#### Bereitgestelltes Material ####

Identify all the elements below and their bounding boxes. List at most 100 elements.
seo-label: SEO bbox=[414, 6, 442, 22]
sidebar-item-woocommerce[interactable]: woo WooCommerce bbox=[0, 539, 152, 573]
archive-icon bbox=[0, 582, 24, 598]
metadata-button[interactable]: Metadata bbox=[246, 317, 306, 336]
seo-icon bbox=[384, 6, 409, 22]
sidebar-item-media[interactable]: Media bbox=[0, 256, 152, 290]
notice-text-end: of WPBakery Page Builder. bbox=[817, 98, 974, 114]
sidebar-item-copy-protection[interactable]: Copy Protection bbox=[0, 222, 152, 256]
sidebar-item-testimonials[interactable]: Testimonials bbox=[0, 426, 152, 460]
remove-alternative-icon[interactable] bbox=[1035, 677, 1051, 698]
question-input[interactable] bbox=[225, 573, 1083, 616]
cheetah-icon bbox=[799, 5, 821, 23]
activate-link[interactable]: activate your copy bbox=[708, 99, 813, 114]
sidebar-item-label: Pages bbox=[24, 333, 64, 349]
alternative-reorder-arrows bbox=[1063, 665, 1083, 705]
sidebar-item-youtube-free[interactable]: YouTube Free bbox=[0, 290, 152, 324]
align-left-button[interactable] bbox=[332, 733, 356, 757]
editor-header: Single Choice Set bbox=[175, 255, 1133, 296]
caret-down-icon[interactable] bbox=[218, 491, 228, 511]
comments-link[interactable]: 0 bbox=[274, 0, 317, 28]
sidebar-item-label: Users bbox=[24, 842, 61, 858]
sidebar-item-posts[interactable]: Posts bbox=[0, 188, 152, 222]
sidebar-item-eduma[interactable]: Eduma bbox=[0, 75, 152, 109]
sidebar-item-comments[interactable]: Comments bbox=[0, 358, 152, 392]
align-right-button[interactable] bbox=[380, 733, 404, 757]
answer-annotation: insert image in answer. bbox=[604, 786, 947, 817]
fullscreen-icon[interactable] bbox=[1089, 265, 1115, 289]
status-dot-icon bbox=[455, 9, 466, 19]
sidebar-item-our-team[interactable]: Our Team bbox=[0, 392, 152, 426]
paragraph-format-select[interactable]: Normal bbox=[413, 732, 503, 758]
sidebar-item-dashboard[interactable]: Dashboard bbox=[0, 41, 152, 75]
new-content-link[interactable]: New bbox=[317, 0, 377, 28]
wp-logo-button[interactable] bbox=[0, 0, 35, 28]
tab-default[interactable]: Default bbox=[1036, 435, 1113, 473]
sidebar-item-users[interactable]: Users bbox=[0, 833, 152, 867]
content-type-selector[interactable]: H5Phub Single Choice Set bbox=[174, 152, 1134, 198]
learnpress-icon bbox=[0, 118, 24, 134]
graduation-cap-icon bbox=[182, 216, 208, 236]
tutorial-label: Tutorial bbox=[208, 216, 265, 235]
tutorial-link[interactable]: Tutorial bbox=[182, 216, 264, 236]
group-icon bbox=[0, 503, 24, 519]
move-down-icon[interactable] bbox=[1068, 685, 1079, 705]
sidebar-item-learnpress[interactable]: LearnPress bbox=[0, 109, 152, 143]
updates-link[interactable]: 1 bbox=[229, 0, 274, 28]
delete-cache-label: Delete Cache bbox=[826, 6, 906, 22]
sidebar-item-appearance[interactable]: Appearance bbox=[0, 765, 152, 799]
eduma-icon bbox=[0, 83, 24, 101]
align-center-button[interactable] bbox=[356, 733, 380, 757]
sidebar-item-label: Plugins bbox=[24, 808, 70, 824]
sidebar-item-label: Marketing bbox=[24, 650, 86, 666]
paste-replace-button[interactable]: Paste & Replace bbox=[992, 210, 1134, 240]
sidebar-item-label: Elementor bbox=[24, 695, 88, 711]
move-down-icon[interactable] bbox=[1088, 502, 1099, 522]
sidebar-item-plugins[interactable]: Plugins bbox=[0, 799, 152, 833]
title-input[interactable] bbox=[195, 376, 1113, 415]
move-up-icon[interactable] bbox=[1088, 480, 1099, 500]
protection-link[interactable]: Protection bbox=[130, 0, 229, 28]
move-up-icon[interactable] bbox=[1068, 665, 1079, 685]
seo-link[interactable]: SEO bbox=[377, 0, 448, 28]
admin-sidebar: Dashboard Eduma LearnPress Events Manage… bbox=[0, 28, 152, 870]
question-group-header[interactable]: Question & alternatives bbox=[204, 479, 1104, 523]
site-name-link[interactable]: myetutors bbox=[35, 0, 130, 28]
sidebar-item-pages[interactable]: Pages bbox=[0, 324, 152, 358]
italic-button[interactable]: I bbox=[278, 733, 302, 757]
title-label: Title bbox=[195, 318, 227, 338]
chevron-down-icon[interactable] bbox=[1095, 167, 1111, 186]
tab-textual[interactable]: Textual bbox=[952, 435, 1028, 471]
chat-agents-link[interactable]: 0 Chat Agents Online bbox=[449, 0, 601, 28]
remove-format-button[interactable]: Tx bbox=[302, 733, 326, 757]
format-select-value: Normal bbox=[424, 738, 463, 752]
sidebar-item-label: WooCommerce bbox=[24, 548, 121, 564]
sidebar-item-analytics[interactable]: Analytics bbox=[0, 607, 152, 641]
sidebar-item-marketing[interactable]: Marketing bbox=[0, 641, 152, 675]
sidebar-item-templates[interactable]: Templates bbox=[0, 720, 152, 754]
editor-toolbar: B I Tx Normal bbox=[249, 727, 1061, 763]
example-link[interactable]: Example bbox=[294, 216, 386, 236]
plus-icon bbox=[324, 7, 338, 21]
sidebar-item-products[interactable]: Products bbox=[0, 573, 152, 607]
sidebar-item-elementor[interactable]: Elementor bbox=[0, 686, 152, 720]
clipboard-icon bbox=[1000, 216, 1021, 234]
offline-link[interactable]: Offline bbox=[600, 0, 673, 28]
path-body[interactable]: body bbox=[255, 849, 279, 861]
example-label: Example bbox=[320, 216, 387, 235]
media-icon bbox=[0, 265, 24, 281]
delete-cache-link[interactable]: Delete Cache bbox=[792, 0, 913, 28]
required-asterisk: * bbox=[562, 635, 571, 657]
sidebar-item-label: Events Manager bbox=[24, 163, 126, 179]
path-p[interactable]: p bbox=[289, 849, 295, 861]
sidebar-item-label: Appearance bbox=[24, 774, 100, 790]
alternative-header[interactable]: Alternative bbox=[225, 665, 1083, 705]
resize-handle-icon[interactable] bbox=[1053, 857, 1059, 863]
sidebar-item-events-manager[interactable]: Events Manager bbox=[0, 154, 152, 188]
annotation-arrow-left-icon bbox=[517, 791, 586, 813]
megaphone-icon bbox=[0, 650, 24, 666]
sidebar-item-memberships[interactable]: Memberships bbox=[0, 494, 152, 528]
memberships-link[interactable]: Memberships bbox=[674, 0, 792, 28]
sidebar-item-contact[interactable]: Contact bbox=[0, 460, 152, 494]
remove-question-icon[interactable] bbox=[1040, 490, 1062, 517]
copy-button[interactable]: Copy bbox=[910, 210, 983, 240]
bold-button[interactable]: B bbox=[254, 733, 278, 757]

####

# Ziel der Übung
Gib die Zeilen jedes Blocks unverändert wieder.

# Die Lösung
Identify all the elements below and their bounding boxes. List at most 100 elements.
seo-label: SEO bbox=[414, 6, 442, 22]
sidebar-item-woocommerce[interactable]: woo WooCommerce bbox=[0, 539, 152, 573]
archive-icon bbox=[0, 582, 24, 598]
metadata-button[interactable]: Metadata bbox=[246, 317, 306, 336]
seo-icon bbox=[384, 6, 409, 22]
sidebar-item-media[interactable]: Media bbox=[0, 256, 152, 290]
notice-text-end: of WPBakery Page Builder. bbox=[817, 98, 974, 114]
sidebar-item-copy-protection[interactable]: Copy Protection bbox=[0, 222, 152, 256]
sidebar-item-testimonials[interactable]: Testimonials bbox=[0, 426, 152, 460]
remove-alternative-icon[interactable] bbox=[1035, 677, 1051, 698]
question-input[interactable] bbox=[225, 573, 1083, 616]
cheetah-icon bbox=[799, 5, 821, 23]
activate-link[interactable]: activate your copy bbox=[708, 99, 813, 114]
sidebar-item-label: Pages bbox=[24, 333, 64, 349]
alternative-reorder-arrows bbox=[1063, 665, 1083, 705]
sidebar-item-youtube-free[interactable]: YouTube Free bbox=[0, 290, 152, 324]
align-left-button[interactable] bbox=[332, 733, 356, 757]
editor-header: Single Choice Set bbox=[175, 255, 1133, 296]
caret-down-icon[interactable] bbox=[218, 491, 228, 511]
comments-link[interactable]: 0 bbox=[274, 0, 317, 28]
sidebar-item-label: Users bbox=[24, 842, 61, 858]
sidebar-item-posts[interactable]: Posts bbox=[0, 188, 152, 222]
sidebar-item-eduma[interactable]: Eduma bbox=[0, 75, 152, 109]
sidebar-item-comments[interactable]: Comments bbox=[0, 358, 152, 392]
align-right-button[interactable] bbox=[380, 733, 404, 757]
answer-annotation: insert image in answer. bbox=[604, 786, 947, 817]
fullscreen-icon[interactable] bbox=[1089, 265, 1115, 289]
status-dot-icon bbox=[455, 9, 466, 19]
sidebar-item-our-team[interactable]: Our Team bbox=[0, 392, 152, 426]
paragraph-format-select[interactable]: Normal bbox=[413, 732, 503, 758]
sidebar-item-dashboard[interactable]: Dashboard bbox=[0, 41, 152, 75]
new-content-link[interactable]: New bbox=[317, 0, 377, 28]
wp-logo-button[interactable] bbox=[0, 0, 35, 28]
tab-default[interactable]: Default bbox=[1036, 435, 1113, 473]
sidebar-item-users[interactable]: Users bbox=[0, 833, 152, 867]
content-type-selector[interactable]: H5Phub Single Choice Set bbox=[174, 152, 1134, 198]
learnpress-icon bbox=[0, 118, 24, 134]
graduation-cap-icon bbox=[182, 216, 208, 236]
tutorial-label: Tutorial bbox=[208, 216, 265, 235]
tutorial-link[interactable]: Tutorial bbox=[182, 216, 264, 236]
group-icon bbox=[0, 503, 24, 519]
move-down-icon[interactable] bbox=[1068, 685, 1079, 705]
sidebar-item-learnpress[interactable]: LearnPress bbox=[0, 109, 152, 143]
updates-link[interactable]: 1 bbox=[229, 0, 274, 28]
delete-cache-label: Delete Cache bbox=[826, 6, 906, 22]
sidebar-item-appearance[interactable]: Appearance bbox=[0, 765, 152, 799]
eduma-icon bbox=[0, 83, 24, 101]
align-center-button[interactable] bbox=[356, 733, 380, 757]
sidebar-item-label: Plugins bbox=[24, 808, 70, 824]
sidebar-item-label: Marketing bbox=[24, 650, 86, 666]
paste-replace-button[interactable]: Paste & Replace bbox=[992, 210, 1134, 240]
sidebar-item-label: Elementor bbox=[24, 695, 88, 711]
move-down-icon[interactable] bbox=[1088, 502, 1099, 522]
sidebar-item-plugins[interactable]: Plugins bbox=[0, 799, 152, 833]
title-input[interactable] bbox=[195, 376, 1113, 415]
move-up-icon[interactable] bbox=[1088, 480, 1099, 500]
protection-link[interactable]: Protection bbox=[130, 0, 229, 28]
move-up-icon[interactable] bbox=[1068, 665, 1079, 685]
seo-link[interactable]: SEO bbox=[377, 0, 448, 28]
admin-sidebar: Dashboard Eduma LearnPress Events Manage… bbox=[0, 28, 152, 870]
question-group-header[interactable]: Question & alternatives bbox=[204, 479, 1104, 523]
site-name-link[interactable]: myetutors bbox=[35, 0, 130, 28]
sidebar-item-pages[interactable]: Pages bbox=[0, 324, 152, 358]
italic-button[interactable]: I bbox=[278, 733, 302, 757]
title-label: Title bbox=[195, 318, 227, 338]
chevron-down-icon[interactable] bbox=[1095, 167, 1111, 186]
tab-textual[interactable]: Textual bbox=[952, 435, 1028, 471]
chat-agents-link[interactable]: 0 Chat Agents Online bbox=[449, 0, 601, 28]
remove-format-button[interactable]: Tx bbox=[302, 733, 326, 757]
format-select-value: Normal bbox=[424, 738, 463, 752]
sidebar-item-label: WooCommerce bbox=[24, 548, 121, 564]
sidebar-item-analytics[interactable]: Analytics bbox=[0, 607, 152, 641]
sidebar-item-marketing[interactable]: Marketing bbox=[0, 641, 152, 675]
sidebar-item-templates[interactable]: Templates bbox=[0, 720, 152, 754]
editor-toolbar: B I Tx Normal bbox=[249, 727, 1061, 763]
example-link[interactable]: Example bbox=[294, 216, 386, 236]
plus-icon bbox=[324, 7, 338, 21]
sidebar-item-products[interactable]: Products bbox=[0, 573, 152, 607]
sidebar-item-elementor[interactable]: Elementor bbox=[0, 686, 152, 720]
clipboard-icon bbox=[1000, 216, 1021, 234]
offline-link[interactable]: Offline bbox=[600, 0, 673, 28]
path-body[interactable]: body bbox=[255, 849, 279, 861]
example-label: Example bbox=[320, 216, 387, 235]
media-icon bbox=[0, 265, 24, 281]
delete-cache-link[interactable]: Delete Cache bbox=[792, 0, 913, 28]
required-asterisk: * bbox=[562, 635, 571, 657]
sidebar-item-label: Events Manager bbox=[24, 163, 126, 179]
path-p[interactable]: p bbox=[289, 849, 295, 861]
sidebar-item-label: Appearance bbox=[24, 774, 100, 790]
alternative-header[interactable]: Alternative bbox=[225, 665, 1083, 705]
resize-handle-icon[interactable] bbox=[1053, 857, 1059, 863]
sidebar-item-events-manager[interactable]: Events Manager bbox=[0, 154, 152, 188]
annotation-arrow-left-icon bbox=[517, 791, 586, 813]
megaphone-icon bbox=[0, 650, 24, 666]
sidebar-item-memberships[interactable]: Memberships bbox=[0, 494, 152, 528]
memberships-link[interactable]: Memberships bbox=[674, 0, 792, 28]
sidebar-item-contact[interactable]: Contact bbox=[0, 460, 152, 494]
remove-question-icon[interactable] bbox=[1040, 490, 1062, 517]
copy-button[interactable]: Copy bbox=[910, 210, 983, 240]
bold-button[interactable]: B bbox=[254, 733, 278, 757]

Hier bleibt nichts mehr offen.